> [ENTRIES SUPPLIED]
<<<<

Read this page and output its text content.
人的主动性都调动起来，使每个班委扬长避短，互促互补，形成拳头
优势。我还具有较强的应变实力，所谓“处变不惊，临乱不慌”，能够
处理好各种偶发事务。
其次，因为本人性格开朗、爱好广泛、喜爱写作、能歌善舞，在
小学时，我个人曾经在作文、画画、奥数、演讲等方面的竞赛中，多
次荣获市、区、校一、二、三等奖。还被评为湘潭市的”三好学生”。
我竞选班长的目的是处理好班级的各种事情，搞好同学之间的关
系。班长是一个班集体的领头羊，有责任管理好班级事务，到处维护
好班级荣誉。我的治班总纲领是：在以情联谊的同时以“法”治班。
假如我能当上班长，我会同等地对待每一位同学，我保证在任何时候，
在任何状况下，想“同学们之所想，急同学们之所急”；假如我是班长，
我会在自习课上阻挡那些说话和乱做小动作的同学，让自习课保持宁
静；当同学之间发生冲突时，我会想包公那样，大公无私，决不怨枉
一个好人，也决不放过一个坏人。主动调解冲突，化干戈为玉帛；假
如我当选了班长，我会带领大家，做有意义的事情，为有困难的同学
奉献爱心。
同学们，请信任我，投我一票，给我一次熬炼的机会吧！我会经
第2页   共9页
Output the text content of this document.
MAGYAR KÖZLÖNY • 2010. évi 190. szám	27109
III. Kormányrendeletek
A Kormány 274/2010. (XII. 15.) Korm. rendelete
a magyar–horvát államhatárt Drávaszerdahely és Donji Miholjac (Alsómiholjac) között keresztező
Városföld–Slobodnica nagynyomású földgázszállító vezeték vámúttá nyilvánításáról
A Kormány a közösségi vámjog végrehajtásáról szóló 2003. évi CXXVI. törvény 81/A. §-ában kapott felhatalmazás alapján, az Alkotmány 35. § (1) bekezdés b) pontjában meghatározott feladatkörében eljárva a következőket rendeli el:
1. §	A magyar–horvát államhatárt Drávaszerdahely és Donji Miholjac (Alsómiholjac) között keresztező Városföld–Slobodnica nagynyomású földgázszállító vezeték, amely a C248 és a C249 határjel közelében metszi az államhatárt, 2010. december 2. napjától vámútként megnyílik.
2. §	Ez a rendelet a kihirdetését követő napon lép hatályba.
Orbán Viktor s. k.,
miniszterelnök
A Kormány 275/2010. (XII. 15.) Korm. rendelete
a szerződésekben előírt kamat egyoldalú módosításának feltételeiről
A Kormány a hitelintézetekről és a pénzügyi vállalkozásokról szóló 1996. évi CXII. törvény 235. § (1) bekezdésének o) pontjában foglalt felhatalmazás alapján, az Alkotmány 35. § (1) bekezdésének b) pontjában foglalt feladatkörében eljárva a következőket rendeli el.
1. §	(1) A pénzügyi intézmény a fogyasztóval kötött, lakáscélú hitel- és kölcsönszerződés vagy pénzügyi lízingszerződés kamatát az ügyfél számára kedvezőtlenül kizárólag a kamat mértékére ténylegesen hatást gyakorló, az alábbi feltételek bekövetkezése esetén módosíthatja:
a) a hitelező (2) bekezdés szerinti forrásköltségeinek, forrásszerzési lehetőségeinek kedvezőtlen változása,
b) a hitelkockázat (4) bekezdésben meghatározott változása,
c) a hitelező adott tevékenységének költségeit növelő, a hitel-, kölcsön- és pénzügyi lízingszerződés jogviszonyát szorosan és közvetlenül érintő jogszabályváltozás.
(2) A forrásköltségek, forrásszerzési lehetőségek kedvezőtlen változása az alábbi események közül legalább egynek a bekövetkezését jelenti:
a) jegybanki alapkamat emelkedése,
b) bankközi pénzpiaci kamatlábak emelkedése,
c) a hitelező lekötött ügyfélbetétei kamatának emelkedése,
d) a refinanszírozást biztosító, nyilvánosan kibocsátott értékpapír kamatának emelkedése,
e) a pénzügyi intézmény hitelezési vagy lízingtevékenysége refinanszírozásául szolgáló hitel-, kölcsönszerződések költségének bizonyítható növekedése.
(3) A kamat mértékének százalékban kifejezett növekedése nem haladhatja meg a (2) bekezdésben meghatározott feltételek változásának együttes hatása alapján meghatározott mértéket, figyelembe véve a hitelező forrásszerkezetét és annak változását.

>>>>

> [TASK GOAL] Transcribe all of the entries without altering anything.

> [OUTPUT FOR THIS TASK]
Read this page and output its text content.
人的主动性都调动起来，使每个班委扬长避短，互促互补，形成拳头
优势。我还具有较强的应变实力，所谓“处变不惊，临乱不慌”，能够
处理好各种偶发事务。
其次，因为本人性格开朗、爱好广泛、喜爱写作、能歌善舞，在
小学时，我个人曾经在作文、画画、奥数、演讲等方面的竞赛中，多
次荣获市、区、校一、二、三等奖。还被评为湘潭市的”三好学生”。
我竞选班长的目的是处理好班级的各种事情，搞好同学之间的关
系。班长是一个班集体的领头羊，有责任管理好班级事务，到处维护
好班级荣誉。我的治班总纲领是：在以情联谊的同时以“法”治班。
假如我能当上班长，我会同等地对待每一位同学，我保证在任何时候，
在任何状况下，想“同学们之所想，急同学们之所急”；假如我是班长，
我会在自习课上阻挡那些说话和乱做小动作的同学，让自习课保持宁
静；当同学之间发生冲突时，我会想包公那样，大公无私，决不怨枉
一个好人，也决不放过一个坏人。主动调解冲突，化干戈为玉帛；假
如我当选了班长，我会带领大家，做有意义的事情，为有困难的同学
奉献爱心。
同学们，请信任我，投我一票，给我一次熬炼的机会吧！我会经
第2页   共9页
Output the text content of this document.
MAGYAR KÖZLÖNY • 2010. évi 190. szám	27109
III. Kormányrendeletek
A Kormány 274/2010. (XII. 15.) Korm. rendelete
a magyar–horvát államhatárt Drávaszerdahely és Donji Miholjac (Alsómiholjac) között keresztező
Városföld–Slobodnica nagynyomású földgázszállító vezeték vámúttá nyilvánításáról
A Kormány a közösségi vámjog végrehajtásáról szóló 2003. évi CXXVI. törvény 81/A. §-ában kapott felhatalmazás alapján, az Alkotmány 35. § (1) bekezdés b) pontjában meghatározott feladatkörében eljárva a következőket rendeli el:
1. §	A magyar–horvát államhatárt Drávaszerdahely és Donji Miholjac (Alsómiholjac) között keresztező Városföld–Slobodnica nagynyomású földgázszállító vezeték, amely a C248 és a C249 határjel közelében metszi az államhatárt, 2010. december 2. napjától vámútként megnyílik.
2. §	Ez a rendelet a kihirdetését követő napon lép hatályba.
Orbán Viktor s. k.,
miniszterelnök
A Kormány 275/2010. (XII. 15.) Korm. rendelete
a szerződésekben előírt kamat egyoldalú módosításának feltételeiről
A Kormány a hitelintézetekről és a pénzügyi vállalkozásokról szóló 1996. évi CXII. törvény 235. § (1) bekezdésének o) pontjában foglalt felhatalmazás alapján, az Alkotmány 35. § (1) bekezdésének b) pontjában foglalt feladatkörében eljárva a következőket rendeli el.
1. §	(1) A pénzügyi intézmény a fogyasztóval kötött, lakáscélú hitel- és kölcsönszerződés vagy pénzügyi lízingszerződés kamatát az ügyfél számára kedvezőtlenül kizárólag a kamat mértékére ténylegesen hatást gyakorló, az alábbi feltételek bekövetkezése esetén módosíthatja:
a) a hitelező (2) bekezdés szerinti forrásköltségeinek, forrásszerzési lehetőségeinek kedvezőtlen változása,
b) a hitelkockázat (4) bekezdésben meghatározott változása,
c) a hitelező adott tevékenységének költségeit növelő, a hitel-, kölcsön- és pénzügyi lízingszerződés jogviszonyát szorosan és közvetlenül érintő jogszabályváltozás.
(2) A forrásköltségek, forrásszerzési lehetőségek kedvezőtlen változása az alábbi események közül legalább egynek a bekövetkezését jelenti:
a) jegybanki alapkamat emelkedése,
b) bankközi pénzpiaci kamatlábak emelkedése,
c) a hitelező lekötött ügyfélbetétei kamatának emelkedése,
d) a refinanszírozást biztosító, nyilvánosan kibocsátott értékpapír kamatának emelkedése,
e) a pénzügyi intézmény hitelezési vagy lízingtevékenysége refinanszírozásául szolgáló hitel-, kölcsönszerződések költségének bizonyítható növekedése.
(3) A kamat mértékének százalékban kifejezett növekedése nem haladhatja meg a (2) bekezdésben meghatározott feltételek változásának együttes hatása alapján meghatározott mértéket, figyelembe véve a hitelező forrásszerkezetét és annak változását.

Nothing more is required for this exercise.